EXERCISE PASSAGE:
****
WMI, in association with a local partner, is in charge since February 2019 of optimizing the hydraulics sectorization (zoning) and reducing the physical losses (leakage) of the 3rd metropolis of Colombia, Santiago de Cali (2.5 million inhabitants).
The project, which is initially scheduled for 2 years with an initial amount of US$ 10 Mn, covers the entire distribution network (approximately 3,000 km of pipelines and 600,000 service connections), from DN50mm to 1500mm. It employs up to 100 people.
The sectorization activities are broken down into a diagnostic phase, which includes a comprehensive review of the network inventory and assets, hydraulic measurements, Zero Pressure Test (ZPT), hydraulics modeling, model calibration and proposal of optimization alternatives. In most cases, a better sectorization allows to homogenize the operating pressure in each distribution zone, helping to better regulate day and night pressure. In simplified terms, when the consumption of a sector decreases at night, the pressure tends to increase and to generate more leakage flow. Specialized equipment (Active Control Pressure systems – ACP), installed by WMI, allows to reduce the night pressure or off-peak pressure and save water from those background and non-visible leaks.
The leakage control activities include the systematic search for invisible leaks by traditional acoustic methods (approximately 1.5 times the length of the network, ie. 4,500 km), and the repair of all detected leaks. A dedicated construction budget allows WMI to repair detected leaks and reinstate sidewalks and roads, thus controlling the entire process (6,000 expected leaks), in a very short time.
****
RECORD EXTRACTS:
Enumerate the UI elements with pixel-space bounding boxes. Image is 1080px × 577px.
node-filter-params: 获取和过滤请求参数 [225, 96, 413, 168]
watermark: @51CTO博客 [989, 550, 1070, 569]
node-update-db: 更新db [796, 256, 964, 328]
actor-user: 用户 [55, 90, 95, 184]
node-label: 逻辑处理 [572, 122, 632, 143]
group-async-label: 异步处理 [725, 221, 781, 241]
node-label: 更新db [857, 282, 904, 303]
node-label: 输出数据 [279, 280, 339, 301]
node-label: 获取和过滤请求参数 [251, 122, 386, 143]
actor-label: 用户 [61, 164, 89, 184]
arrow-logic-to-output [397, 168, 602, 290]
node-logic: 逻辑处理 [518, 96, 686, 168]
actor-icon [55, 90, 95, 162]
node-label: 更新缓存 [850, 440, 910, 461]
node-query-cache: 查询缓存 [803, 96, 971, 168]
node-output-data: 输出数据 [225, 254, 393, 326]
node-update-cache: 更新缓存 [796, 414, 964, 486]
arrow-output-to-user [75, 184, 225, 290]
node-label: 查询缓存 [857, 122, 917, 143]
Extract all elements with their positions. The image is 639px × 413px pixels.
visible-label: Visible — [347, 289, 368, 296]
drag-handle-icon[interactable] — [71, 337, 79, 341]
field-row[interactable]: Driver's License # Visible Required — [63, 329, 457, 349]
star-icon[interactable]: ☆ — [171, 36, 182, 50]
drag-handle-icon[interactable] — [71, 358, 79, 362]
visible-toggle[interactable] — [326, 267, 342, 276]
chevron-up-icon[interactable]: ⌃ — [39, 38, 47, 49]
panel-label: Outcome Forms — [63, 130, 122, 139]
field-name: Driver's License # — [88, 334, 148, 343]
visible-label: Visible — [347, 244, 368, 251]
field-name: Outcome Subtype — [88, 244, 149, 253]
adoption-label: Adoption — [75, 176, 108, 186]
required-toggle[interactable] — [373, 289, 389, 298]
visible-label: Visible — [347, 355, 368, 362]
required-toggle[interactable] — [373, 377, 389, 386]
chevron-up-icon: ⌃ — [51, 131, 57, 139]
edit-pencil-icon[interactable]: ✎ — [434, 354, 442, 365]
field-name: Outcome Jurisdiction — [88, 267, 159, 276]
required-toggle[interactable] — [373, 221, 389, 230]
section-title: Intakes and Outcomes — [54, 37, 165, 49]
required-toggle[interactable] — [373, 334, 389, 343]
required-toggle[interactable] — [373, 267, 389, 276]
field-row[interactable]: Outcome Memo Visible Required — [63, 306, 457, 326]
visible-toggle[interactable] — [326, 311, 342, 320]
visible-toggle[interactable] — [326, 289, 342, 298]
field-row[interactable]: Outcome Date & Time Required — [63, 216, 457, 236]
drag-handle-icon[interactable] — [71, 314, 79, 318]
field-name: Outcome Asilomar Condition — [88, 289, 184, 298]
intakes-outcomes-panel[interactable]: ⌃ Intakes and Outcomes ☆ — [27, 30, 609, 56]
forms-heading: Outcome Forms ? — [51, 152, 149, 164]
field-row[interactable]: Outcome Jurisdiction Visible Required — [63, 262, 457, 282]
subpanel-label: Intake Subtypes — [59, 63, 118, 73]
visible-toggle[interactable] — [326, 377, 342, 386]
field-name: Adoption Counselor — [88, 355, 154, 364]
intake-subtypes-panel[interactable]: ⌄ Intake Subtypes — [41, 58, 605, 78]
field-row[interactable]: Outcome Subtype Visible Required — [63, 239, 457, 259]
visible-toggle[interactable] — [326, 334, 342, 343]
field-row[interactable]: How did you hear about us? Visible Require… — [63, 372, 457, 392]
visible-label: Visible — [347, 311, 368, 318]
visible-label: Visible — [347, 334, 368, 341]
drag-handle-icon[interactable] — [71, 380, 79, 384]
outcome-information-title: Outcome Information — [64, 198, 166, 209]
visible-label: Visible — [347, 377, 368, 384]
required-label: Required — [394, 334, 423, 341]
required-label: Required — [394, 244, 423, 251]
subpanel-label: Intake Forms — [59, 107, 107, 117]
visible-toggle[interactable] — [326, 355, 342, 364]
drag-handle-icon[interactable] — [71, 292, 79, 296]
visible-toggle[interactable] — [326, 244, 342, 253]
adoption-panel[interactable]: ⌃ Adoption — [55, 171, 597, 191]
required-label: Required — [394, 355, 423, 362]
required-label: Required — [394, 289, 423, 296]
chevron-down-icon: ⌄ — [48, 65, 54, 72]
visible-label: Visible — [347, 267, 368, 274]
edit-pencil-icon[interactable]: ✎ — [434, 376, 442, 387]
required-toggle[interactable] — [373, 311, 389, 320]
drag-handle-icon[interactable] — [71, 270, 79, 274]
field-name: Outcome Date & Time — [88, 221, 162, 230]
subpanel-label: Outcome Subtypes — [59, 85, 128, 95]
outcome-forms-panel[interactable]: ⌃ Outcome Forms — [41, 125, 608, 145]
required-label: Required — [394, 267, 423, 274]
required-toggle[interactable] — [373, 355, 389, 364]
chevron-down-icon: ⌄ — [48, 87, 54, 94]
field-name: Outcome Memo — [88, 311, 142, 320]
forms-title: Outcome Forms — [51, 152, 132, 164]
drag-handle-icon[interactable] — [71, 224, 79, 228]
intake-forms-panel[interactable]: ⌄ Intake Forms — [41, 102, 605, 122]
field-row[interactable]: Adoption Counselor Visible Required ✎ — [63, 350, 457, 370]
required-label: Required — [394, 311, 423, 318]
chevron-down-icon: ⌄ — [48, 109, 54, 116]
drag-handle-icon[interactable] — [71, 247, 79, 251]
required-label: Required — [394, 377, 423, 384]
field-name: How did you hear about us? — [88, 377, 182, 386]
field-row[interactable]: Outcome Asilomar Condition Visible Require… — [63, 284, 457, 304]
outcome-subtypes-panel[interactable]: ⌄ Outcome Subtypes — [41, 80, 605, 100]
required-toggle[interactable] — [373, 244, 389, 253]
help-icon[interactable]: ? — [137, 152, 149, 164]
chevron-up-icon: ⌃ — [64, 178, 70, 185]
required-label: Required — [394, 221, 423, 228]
****
EXERCISE SET:
a. According to the passage on the Cali water network project, how many leaks are expected to be repaired?
b. Translate the following sentence from the passage on the Cali water network project into French: "In simplified terms, when the consumption of a sector decreases at night, the pressure tends to increase and to generate more leakage flow."
c. Continue the passage on the Cali water network project from its last sentence.

RESPONSES IN ORDER:
a. 6,000 leaks.

b. En termes simplifiés, lorsque la consommation d'un secteur diminue la nuit, la pression tend à augmenter et à générer un débit de fuite plus important.

c.
In parallel with the sectorization and leakage control activities, the contract allows for regular evaluation of results through the standardized protocol of the IWA – International Water Association. This protocol consists in precisely performing an initial baseline (determination of the initial level of losses of a sector), then an evaluation of the water savings at the end of each phase of intervention, using the method of the Minimum Night Flow (MNF).
In order to improve the real-time knowledge of network behavior, the project also involves the tele-transmission of information to a control and data acquisition system (SCADA). The flows and the pressure in more than 300 points of the network will thus be progressively connected to the control center of EMCALI.
Finally, a general envelope of hydraulic works also allows to give flexibility to the contract, for example to renew sections of deteriorated pipelines, or to achieve reinforcements or interconnections necessary for the optimization of sectorization. In this context, WMI has implemented trenchless techniques to limit disturbances on public roads.
At first approach, the project estimates that it will be able to recover 15 million m3 (3300 iMG) of water in accumulated volume over the initial contract period, but it is likely that the real gains in m3/day (iMGD) at the end of the initial construction period allow for a higher outlook, especially if a phase of sustainability and maintenance is put in place at the end of the 2 years of initial contract. The first results are very encouraging.